### [GIVEN PROBLEM]
In the material below, list every line carrying the string "wieder".

### [RECORDS FOR THIS EXERCISE]
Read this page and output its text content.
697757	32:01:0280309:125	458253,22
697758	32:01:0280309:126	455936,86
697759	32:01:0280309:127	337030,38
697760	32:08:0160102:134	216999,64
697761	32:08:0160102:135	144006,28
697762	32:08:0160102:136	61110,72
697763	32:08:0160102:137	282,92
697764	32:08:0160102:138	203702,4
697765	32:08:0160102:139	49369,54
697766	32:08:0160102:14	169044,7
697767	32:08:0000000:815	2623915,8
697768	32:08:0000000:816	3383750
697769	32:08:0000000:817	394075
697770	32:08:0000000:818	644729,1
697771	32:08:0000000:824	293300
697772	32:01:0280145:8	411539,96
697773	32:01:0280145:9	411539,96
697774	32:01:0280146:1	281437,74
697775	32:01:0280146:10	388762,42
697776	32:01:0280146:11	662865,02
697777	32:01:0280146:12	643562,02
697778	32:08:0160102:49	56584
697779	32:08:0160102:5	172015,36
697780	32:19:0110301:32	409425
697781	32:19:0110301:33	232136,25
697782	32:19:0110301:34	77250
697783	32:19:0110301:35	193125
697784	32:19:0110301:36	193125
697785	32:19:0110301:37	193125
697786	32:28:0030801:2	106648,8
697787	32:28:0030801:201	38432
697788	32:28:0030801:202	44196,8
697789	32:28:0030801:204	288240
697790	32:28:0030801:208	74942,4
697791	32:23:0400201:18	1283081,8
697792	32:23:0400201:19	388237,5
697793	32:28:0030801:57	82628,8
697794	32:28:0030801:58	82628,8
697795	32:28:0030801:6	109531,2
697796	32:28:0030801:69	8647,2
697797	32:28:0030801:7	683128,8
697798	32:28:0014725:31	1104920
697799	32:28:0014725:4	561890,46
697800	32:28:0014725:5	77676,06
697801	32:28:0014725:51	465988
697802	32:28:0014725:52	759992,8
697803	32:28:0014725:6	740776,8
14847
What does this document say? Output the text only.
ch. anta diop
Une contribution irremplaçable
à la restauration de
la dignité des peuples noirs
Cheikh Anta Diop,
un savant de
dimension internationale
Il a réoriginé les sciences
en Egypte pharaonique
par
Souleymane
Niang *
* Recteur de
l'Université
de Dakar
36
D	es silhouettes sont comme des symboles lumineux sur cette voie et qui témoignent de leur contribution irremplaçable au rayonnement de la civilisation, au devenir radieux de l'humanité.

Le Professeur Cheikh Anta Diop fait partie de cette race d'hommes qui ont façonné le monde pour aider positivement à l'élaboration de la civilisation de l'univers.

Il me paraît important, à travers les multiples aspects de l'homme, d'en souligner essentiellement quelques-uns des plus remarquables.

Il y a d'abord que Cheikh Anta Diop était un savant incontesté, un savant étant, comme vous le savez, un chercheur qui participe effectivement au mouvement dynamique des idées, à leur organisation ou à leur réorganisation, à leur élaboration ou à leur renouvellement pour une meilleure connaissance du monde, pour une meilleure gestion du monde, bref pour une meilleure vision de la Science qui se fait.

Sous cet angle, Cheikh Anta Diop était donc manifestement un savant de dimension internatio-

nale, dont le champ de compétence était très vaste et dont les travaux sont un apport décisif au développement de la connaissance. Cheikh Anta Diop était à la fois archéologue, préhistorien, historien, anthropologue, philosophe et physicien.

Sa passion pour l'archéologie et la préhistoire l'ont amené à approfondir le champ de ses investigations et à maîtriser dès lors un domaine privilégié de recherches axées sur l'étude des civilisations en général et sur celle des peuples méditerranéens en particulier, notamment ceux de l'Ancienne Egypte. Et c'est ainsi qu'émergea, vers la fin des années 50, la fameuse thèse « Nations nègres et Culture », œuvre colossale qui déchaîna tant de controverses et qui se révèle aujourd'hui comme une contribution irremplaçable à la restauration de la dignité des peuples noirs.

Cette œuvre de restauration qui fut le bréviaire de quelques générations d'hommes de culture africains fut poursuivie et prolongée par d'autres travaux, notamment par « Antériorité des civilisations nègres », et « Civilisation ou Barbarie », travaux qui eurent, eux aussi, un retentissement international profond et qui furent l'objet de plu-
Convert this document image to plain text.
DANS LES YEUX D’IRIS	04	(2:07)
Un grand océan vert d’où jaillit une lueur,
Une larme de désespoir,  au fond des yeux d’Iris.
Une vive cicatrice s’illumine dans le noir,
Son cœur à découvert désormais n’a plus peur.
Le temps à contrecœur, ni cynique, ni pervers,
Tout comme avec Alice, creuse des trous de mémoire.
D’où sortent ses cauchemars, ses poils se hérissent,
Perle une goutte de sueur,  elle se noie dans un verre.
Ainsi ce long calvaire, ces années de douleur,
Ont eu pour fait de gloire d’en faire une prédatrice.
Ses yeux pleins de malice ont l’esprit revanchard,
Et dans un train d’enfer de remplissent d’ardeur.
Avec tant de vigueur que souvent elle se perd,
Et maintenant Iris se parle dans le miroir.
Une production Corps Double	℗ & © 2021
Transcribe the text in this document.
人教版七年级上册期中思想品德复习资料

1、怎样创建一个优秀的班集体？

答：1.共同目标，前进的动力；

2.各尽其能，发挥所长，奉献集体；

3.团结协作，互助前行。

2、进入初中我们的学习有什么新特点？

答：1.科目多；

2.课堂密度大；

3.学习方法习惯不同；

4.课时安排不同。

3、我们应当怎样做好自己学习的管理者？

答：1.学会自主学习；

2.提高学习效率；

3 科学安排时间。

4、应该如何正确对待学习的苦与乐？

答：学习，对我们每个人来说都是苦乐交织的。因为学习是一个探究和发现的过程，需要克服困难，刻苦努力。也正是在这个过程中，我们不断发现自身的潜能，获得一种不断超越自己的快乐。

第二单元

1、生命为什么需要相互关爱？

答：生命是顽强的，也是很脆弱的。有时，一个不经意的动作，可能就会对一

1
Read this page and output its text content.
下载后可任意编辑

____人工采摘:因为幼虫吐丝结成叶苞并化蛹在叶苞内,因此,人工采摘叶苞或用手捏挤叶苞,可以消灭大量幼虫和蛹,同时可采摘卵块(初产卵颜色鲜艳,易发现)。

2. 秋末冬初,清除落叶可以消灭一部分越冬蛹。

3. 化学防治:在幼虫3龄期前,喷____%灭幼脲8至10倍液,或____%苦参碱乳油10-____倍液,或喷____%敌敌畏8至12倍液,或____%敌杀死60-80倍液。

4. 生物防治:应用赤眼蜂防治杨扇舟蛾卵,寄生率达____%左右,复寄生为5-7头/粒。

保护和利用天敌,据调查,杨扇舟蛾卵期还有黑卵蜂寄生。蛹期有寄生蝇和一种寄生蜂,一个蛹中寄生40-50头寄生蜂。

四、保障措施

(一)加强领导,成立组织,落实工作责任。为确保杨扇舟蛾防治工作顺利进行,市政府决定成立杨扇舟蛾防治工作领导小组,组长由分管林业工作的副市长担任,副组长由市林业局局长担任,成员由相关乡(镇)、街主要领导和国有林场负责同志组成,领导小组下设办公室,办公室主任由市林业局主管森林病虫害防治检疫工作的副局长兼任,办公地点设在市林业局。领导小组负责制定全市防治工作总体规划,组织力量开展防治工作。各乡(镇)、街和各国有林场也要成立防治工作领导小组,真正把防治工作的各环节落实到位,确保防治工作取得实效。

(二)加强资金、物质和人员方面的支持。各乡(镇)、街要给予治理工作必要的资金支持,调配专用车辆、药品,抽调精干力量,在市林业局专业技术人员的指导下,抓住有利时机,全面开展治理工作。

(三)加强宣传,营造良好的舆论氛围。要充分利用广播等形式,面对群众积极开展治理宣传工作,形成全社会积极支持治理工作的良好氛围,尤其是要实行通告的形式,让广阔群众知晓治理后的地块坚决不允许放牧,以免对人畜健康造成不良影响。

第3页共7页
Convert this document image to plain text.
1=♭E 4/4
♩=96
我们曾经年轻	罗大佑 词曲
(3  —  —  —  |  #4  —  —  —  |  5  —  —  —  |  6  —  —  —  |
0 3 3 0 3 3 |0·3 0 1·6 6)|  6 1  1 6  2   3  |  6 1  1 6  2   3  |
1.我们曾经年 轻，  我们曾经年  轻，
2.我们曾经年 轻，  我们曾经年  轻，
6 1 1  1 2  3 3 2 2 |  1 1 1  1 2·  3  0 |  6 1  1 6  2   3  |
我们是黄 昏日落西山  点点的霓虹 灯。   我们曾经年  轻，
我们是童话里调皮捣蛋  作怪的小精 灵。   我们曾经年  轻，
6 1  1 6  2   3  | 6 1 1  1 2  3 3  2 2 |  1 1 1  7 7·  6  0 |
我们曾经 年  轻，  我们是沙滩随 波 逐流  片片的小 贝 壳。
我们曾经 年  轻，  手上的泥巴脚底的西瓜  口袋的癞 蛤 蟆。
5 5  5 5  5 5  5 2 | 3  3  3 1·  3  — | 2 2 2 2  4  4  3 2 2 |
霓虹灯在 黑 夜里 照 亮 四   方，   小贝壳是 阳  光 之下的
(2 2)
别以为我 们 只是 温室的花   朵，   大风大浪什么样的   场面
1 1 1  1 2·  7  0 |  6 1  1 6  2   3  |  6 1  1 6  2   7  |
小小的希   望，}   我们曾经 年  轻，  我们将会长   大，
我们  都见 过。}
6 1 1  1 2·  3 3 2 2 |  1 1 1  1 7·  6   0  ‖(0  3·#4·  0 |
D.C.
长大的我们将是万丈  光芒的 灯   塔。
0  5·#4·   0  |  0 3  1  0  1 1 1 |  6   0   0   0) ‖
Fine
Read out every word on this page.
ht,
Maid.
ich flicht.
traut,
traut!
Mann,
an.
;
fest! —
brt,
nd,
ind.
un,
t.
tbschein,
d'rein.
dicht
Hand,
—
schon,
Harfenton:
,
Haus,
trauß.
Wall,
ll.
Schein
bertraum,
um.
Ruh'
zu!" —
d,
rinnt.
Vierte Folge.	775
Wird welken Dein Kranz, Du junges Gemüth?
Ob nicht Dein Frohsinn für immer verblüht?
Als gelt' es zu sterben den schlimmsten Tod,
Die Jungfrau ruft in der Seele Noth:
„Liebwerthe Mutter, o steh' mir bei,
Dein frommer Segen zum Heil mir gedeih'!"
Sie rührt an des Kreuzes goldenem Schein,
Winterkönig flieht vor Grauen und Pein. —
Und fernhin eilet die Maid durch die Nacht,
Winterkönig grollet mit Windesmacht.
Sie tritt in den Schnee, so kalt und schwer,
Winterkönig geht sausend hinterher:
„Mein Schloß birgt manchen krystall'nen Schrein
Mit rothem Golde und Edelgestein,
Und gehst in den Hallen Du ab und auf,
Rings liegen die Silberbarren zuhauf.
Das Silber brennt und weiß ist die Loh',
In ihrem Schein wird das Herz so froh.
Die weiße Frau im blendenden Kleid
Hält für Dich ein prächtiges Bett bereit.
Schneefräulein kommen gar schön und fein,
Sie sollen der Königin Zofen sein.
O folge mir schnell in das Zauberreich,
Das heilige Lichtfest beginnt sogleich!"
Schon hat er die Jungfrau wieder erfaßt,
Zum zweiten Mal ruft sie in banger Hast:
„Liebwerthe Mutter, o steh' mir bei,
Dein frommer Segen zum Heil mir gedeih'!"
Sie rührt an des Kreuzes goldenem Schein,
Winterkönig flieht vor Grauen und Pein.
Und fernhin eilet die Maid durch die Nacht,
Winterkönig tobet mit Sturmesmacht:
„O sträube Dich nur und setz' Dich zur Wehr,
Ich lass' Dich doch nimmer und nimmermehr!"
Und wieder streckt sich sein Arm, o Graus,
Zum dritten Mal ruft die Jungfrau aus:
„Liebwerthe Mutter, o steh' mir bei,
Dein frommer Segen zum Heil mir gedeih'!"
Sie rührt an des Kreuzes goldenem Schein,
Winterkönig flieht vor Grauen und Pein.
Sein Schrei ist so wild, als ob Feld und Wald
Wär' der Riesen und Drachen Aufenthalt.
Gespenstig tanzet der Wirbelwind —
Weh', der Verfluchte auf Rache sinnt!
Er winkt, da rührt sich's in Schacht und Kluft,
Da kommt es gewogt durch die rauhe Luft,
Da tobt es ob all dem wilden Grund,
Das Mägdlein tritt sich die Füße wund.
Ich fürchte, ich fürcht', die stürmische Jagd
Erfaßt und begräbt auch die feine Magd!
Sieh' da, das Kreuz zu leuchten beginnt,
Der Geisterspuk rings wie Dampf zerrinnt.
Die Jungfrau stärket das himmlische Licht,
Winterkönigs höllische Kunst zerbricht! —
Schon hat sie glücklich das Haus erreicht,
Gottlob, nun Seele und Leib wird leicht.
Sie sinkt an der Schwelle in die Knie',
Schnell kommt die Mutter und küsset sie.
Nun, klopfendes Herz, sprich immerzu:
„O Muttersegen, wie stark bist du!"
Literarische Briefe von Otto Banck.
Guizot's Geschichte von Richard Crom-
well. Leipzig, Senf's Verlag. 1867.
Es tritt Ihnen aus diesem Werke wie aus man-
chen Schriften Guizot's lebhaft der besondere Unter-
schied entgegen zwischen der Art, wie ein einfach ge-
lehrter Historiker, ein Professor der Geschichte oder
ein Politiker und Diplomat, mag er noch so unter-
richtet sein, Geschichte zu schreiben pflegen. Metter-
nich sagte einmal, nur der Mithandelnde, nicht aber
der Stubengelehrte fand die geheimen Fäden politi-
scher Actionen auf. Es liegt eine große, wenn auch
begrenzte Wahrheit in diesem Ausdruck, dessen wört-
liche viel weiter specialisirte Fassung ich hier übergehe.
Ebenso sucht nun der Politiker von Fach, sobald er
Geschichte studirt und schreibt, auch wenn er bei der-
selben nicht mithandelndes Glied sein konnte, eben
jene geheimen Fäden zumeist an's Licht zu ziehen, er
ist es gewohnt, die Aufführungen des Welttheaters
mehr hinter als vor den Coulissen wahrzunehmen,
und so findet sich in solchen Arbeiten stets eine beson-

### [TASK ANSWER]
Schon hat er die Jungfrau wieder erfaßt,
Und wieder streckt sich sein Arm, o Graus,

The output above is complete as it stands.